No pictures, nothing altered: return the data below.

- _Given entries_:

════

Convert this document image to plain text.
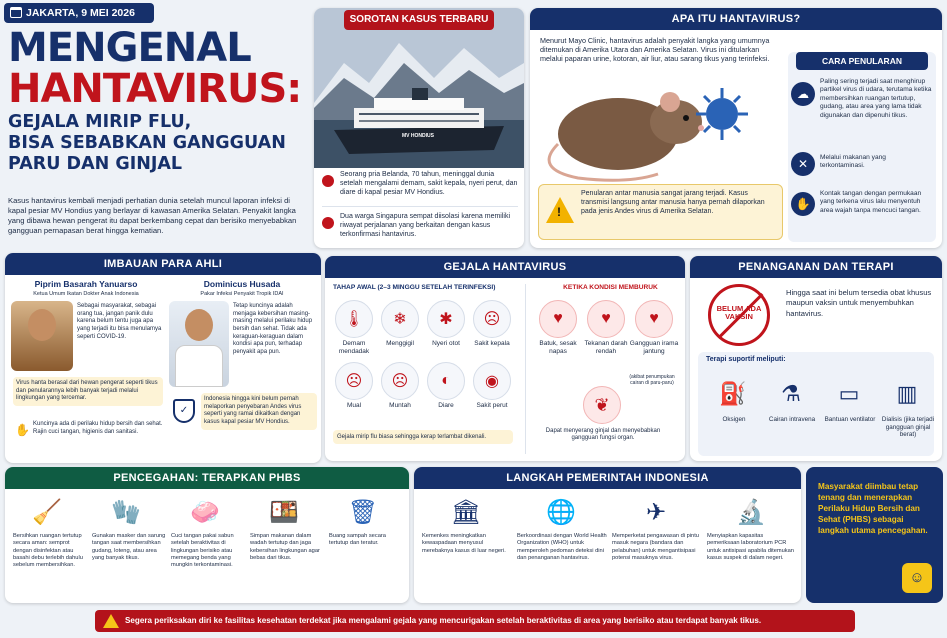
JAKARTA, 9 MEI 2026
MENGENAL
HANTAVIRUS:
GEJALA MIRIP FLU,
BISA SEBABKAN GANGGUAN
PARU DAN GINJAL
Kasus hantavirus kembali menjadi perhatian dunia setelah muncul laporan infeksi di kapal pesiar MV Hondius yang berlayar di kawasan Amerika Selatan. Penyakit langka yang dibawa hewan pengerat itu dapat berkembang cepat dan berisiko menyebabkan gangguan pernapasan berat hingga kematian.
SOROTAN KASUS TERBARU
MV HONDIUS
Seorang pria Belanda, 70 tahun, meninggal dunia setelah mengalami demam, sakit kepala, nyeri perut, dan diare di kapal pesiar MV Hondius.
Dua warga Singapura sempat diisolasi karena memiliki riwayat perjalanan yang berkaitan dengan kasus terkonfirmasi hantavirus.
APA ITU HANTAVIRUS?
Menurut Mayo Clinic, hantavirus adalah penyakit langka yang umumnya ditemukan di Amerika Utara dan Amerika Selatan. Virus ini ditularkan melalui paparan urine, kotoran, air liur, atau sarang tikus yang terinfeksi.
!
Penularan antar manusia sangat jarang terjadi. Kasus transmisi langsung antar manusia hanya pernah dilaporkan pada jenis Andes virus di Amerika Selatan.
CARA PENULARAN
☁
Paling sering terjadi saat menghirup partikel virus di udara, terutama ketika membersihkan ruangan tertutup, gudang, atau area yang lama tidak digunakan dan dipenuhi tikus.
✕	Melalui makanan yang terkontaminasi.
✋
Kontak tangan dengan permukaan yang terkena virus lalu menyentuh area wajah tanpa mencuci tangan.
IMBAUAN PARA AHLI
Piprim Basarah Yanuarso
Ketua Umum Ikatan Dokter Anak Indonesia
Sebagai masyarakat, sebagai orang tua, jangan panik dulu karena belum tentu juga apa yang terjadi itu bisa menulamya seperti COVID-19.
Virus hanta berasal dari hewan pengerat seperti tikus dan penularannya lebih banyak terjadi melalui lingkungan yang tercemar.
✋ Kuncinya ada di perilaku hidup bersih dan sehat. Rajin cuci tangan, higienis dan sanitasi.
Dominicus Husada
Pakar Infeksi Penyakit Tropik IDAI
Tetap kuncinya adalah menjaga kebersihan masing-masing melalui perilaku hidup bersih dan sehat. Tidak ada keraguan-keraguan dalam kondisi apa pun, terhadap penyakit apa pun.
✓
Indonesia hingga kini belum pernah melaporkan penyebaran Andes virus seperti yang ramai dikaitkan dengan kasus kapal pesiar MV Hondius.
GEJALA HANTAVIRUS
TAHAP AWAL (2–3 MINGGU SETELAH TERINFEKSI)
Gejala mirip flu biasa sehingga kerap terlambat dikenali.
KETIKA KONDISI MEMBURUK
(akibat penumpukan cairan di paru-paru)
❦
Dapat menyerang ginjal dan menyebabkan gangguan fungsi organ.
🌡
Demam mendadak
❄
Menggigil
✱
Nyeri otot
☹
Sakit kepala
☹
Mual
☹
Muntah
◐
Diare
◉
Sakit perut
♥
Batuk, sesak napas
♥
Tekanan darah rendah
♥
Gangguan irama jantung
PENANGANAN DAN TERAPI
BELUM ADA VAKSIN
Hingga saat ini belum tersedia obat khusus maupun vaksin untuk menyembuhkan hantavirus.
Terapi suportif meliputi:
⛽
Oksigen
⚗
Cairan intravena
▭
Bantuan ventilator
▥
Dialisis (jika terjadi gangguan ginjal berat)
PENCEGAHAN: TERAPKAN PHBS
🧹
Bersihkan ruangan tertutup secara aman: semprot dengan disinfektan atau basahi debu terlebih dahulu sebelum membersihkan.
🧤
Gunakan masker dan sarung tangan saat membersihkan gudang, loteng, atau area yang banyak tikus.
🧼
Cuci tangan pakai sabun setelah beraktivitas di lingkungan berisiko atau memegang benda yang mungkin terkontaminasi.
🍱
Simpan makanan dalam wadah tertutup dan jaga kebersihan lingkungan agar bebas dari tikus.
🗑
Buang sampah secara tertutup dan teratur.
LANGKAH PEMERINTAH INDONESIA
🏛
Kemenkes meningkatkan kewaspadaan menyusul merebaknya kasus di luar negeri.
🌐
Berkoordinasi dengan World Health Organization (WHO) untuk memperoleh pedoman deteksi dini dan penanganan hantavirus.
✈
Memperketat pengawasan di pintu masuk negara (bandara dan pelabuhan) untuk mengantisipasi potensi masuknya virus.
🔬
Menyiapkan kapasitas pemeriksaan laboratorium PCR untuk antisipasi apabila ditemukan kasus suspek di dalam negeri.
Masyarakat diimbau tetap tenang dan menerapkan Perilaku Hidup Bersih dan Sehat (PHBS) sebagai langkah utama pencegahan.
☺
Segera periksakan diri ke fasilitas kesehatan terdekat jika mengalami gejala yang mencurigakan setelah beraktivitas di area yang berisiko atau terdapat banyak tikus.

════

- _Response to this task_:
Convert this document image to plain text.
JAKARTA, 9 MEI 2026
MENGENAL
HANTAVIRUS:
GEJALA MIRIP FLU,
BISA SEBABKAN GANGGUAN
PARU DAN GINJAL
Kasus hantavirus kembali menjadi perhatian dunia setelah muncul laporan infeksi di kapal pesiar MV Hondius yang berlayar di kawasan Amerika Selatan. Penyakit langka yang dibawa hewan pengerat itu dapat berkembang cepat dan berisiko menyebabkan gangguan pernapasan berat hingga kematian.
SOROTAN KASUS TERBARU
MV HONDIUS
Seorang pria Belanda, 70 tahun, meninggal dunia setelah mengalami demam, sakit kepala, nyeri perut, dan diare di kapal pesiar MV Hondius.
Dua warga Singapura sempat diisolasi karena memiliki riwayat perjalanan yang berkaitan dengan kasus terkonfirmasi hantavirus.
APA ITU HANTAVIRUS?
Menurut Mayo Clinic, hantavirus adalah penyakit langka yang umumnya ditemukan di Amerika Utara dan Amerika Selatan. Virus ini ditularkan melalui paparan urine, kotoran, air liur, atau sarang tikus yang terinfeksi.
!
Penularan antar manusia sangat jarang terjadi. Kasus transmisi langsung antar manusia hanya pernah dilaporkan pada jenis Andes virus di Amerika Selatan.
CARA PENULARAN
☁
Paling sering terjadi saat menghirup partikel virus di udara, terutama ketika membersihkan ruangan tertutup, gudang, atau area yang lama tidak digunakan dan dipenuhi tikus.
✕	Melalui makanan yang terkontaminasi.
✋
Kontak tangan dengan permukaan yang terkena virus lalu menyentuh area wajah tanpa mencuci tangan.
IMBAUAN PARA AHLI
Piprim Basarah Yanuarso
Ketua Umum Ikatan Dokter Anak Indonesia
Sebagai masyarakat, sebagai orang tua, jangan panik dulu karena belum tentu juga apa yang terjadi itu bisa menulamya seperti COVID-19.
Virus hanta berasal dari hewan pengerat seperti tikus dan penularannya lebih banyak terjadi melalui lingkungan yang tercemar.
✋ Kuncinya ada di perilaku hidup bersih dan sehat. Rajin cuci tangan, higienis dan sanitasi.
Dominicus Husada
Pakar Infeksi Penyakit Tropik IDAI
Tetap kuncinya adalah menjaga kebersihan masing-masing melalui perilaku hidup bersih dan sehat. Tidak ada keraguan-keraguan dalam kondisi apa pun, terhadap penyakit apa pun.
✓
Indonesia hingga kini belum pernah melaporkan penyebaran Andes virus seperti yang ramai dikaitkan dengan kasus kapal pesiar MV Hondius.
GEJALA HANTAVIRUS
TAHAP AWAL (2–3 MINGGU SETELAH TERINFEKSI)
Gejala mirip flu biasa sehingga kerap terlambat dikenali.
KETIKA KONDISI MEMBURUK
(akibat penumpukan cairan di paru-paru)
❦
Dapat menyerang ginjal dan menyebabkan gangguan fungsi organ.
🌡
Demam mendadak
❄
Menggigil
✱
Nyeri otot
☹
Sakit kepala
☹
Mual
☹
Muntah
◐
Diare
◉
Sakit perut
♥
Batuk, sesak napas
♥
Tekanan darah rendah
♥
Gangguan irama jantung
PENANGANAN DAN TERAPI
BELUM ADA VAKSIN
Hingga saat ini belum tersedia obat khusus maupun vaksin untuk menyembuhkan hantavirus.
Terapi suportif meliputi:
⛽
Oksigen
⚗
Cairan intravena
▭
Bantuan ventilator
▥
Dialisis (jika terjadi gangguan ginjal berat)
PENCEGAHAN: TERAPKAN PHBS
🧹
Bersihkan ruangan tertutup secara aman: semprot dengan disinfektan atau basahi debu terlebih dahulu sebelum membersihkan.
🧤
Gunakan masker dan sarung tangan saat membersihkan gudang, loteng, atau area yang banyak tikus.
🧼
Cuci tangan pakai sabun setelah beraktivitas di lingkungan berisiko atau memegang benda yang mungkin terkontaminasi.
🍱
Simpan makanan dalam wadah tertutup dan jaga kebersihan lingkungan agar bebas dari tikus.
🗑
Buang sampah secara tertutup dan teratur.
LANGKAH PEMERINTAH INDONESIA
🏛
Kemenkes meningkatkan kewaspadaan menyusul merebaknya kasus di luar negeri.
🌐
Berkoordinasi dengan World Health Organization (WHO) untuk memperoleh pedoman deteksi dini dan penanganan hantavirus.
✈
Memperketat pengawasan di pintu masuk negara (bandara dan pelabuhan) untuk mengantisipasi potensi masuknya virus.
🔬
Menyiapkan kapasitas pemeriksaan laboratorium PCR untuk antisipasi apabila ditemukan kasus suspek di dalam negeri.
Masyarakat diimbau tetap tenang dan menerapkan Perilaku Hidup Bersih dan Sehat (PHBS) sebagai langkah utama pencegahan.
☺
Segera periksakan diri ke fasilitas kesehatan terdekat jika mengalami gejala yang mencurigakan setelah beraktivitas di area yang berisiko atau terdapat banyak tikus.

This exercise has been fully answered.